Problem statement »
Print out each entry below exactly, please.

Items »

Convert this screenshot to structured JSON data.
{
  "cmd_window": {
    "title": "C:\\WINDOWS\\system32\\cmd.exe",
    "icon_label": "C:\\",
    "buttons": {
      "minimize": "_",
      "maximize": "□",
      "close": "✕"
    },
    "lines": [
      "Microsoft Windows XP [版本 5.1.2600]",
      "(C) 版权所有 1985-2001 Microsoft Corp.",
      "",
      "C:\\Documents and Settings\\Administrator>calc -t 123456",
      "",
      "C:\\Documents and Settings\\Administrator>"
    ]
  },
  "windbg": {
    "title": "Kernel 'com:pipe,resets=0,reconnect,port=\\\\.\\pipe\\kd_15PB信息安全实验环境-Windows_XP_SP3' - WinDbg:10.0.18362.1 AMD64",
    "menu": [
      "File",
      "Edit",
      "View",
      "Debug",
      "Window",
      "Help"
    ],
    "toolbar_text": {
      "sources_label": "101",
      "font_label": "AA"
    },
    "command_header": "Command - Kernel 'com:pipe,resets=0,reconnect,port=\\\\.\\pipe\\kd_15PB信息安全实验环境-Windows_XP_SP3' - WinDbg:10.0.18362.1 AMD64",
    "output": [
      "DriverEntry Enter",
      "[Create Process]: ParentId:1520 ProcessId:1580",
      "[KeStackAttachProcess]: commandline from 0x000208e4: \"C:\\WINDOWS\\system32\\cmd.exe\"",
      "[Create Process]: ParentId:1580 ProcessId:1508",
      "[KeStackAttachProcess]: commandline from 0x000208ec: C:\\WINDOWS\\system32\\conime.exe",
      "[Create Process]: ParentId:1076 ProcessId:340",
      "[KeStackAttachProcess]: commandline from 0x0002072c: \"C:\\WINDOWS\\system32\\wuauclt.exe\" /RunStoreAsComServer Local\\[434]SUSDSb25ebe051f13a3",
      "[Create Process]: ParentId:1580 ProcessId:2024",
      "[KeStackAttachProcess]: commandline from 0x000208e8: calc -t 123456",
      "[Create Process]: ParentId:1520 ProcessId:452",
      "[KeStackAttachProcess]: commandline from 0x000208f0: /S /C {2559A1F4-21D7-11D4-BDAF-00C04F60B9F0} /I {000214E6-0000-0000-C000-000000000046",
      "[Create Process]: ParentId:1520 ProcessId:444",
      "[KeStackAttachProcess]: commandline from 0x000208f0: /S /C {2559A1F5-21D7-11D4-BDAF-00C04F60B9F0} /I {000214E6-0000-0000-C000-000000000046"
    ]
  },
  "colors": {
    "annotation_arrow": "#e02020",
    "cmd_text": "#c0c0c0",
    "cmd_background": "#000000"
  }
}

Solved exercise »
Convert this screenshot to structured JSON data.
{
  "cmd_window": {
    "title": "C:\\WINDOWS\\system32\\cmd.exe",
    "icon_label": "C:\\",
    "buttons": {
      "minimize": "_",
      "maximize": "□",
      "close": "✕"
    },
    "lines": [
      "Microsoft Windows XP [版本 5.1.2600]",
      "(C) 版权所有 1985-2001 Microsoft Corp.",
      "",
      "C:\\Documents and Settings\\Administrator>calc -t 123456",
      "",
      "C:\\Documents and Settings\\Administrator>"
    ]
  },
  "windbg": {
    "title": "Kernel 'com:pipe,resets=0,reconnect,port=\\\\.\\pipe\\kd_15PB信息安全实验环境-Windows_XP_SP3' - WinDbg:10.0.18362.1 AMD64",
    "menu": [
      "File",
      "Edit",
      "View",
      "Debug",
      "Window",
      "Help"
    ],
    "toolbar_text": {
      "sources_label": "101",
      "font_label": "AA"
    },
    "command_header": "Command - Kernel 'com:pipe,resets=0,reconnect,port=\\\\.\\pipe\\kd_15PB信息安全实验环境-Windows_XP_SP3' - WinDbg:10.0.18362.1 AMD64",
    "output": [
      "DriverEntry Enter",
      "[Create Process]: ParentId:1520 ProcessId:1580",
      "[KeStackAttachProcess]: commandline from 0x000208e4: \"C:\\WINDOWS\\system32\\cmd.exe\"",
      "[Create Process]: ParentId:1580 ProcessId:1508",
      "[KeStackAttachProcess]: commandline from 0x000208ec: C:\\WINDOWS\\system32\\conime.exe",
      "[Create Process]: ParentId:1076 ProcessId:340",
      "[KeStackAttachProcess]: commandline from 0x0002072c: \"C:\\WINDOWS\\system32\\wuauclt.exe\" /RunStoreAsComServer Local\\[434]SUSDSb25ebe051f13a3",
      "[Create Process]: ParentId:1580 ProcessId:2024",
      "[KeStackAttachProcess]: commandline from 0x000208e8: calc -t 123456",
      "[Create Process]: ParentId:1520 ProcessId:452",
      "[KeStackAttachProcess]: commandline from 0x000208f0: /S /C {2559A1F4-21D7-11D4-BDAF-00C04F60B9F0} /I {000214E6-0000-0000-C000-000000000046",
      "[Create Process]: ParentId:1520 ProcessId:444",
      "[KeStackAttachProcess]: commandline from 0x000208f0: /S /C {2559A1F5-21D7-11D4-BDAF-00C04F60B9F0} /I {000214E6-0000-0000-C000-000000000046"
    ]
  },
  "colors": {
    "annotation_arrow": "#e02020",
    "cmd_text": "#c0c0c0",
    "cmd_background": "#000000"
  }
}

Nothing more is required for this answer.